§ REQUIREMENTS
Read the data and repeat it in full, exactly.
··· WORKING DATA
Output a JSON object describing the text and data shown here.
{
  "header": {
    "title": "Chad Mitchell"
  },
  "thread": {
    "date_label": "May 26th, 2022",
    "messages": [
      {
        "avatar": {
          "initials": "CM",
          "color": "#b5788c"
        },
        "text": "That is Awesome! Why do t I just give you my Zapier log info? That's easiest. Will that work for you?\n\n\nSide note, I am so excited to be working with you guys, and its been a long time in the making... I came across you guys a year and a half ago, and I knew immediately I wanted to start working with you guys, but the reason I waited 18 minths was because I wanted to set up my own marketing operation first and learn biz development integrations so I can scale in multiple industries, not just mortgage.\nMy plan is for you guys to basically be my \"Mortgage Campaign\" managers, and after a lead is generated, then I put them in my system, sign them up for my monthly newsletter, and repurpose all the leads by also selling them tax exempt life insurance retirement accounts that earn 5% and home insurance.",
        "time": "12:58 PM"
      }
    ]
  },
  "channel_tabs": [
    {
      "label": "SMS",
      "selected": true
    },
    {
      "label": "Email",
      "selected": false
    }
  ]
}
······
§ OUTPUT
Output a JSON object describing the text and data shown here.
{
  "header": {
    "title": "Chad Mitchell"
  },
  "thread": {
    "date_label": "May 26th, 2022",
    "messages": [
      {
        "avatar": {
          "initials": "CM",
          "color": "#b5788c"
        },
        "text": "That is Awesome! Why do t I just give you my Zapier log info? That's easiest. Will that work for you?\n\n\nSide note, I am so excited to be working with you guys, and its been a long time in the making... I came across you guys a year and a half ago, and I knew immediately I wanted to start working with you guys, but the reason I waited 18 minths was because I wanted to set up my own marketing operation first and learn biz development integrations so I can scale in multiple industries, not just mortgage.\nMy plan is for you guys to basically be my \"Mortgage Campaign\" managers, and after a lead is generated, then I put them in my system, sign them up for my monthly newsletter, and repurpose all the leads by also selling them tax exempt life insurance retirement accounts that earn 5% and home insurance.",
        "time": "12:58 PM"
      }
    ]
  },
  "channel_tabs": [
    {
      "label": "SMS",
      "selected": true
    },
    {
      "label": "Email",
      "selected": false
    }
  ]
}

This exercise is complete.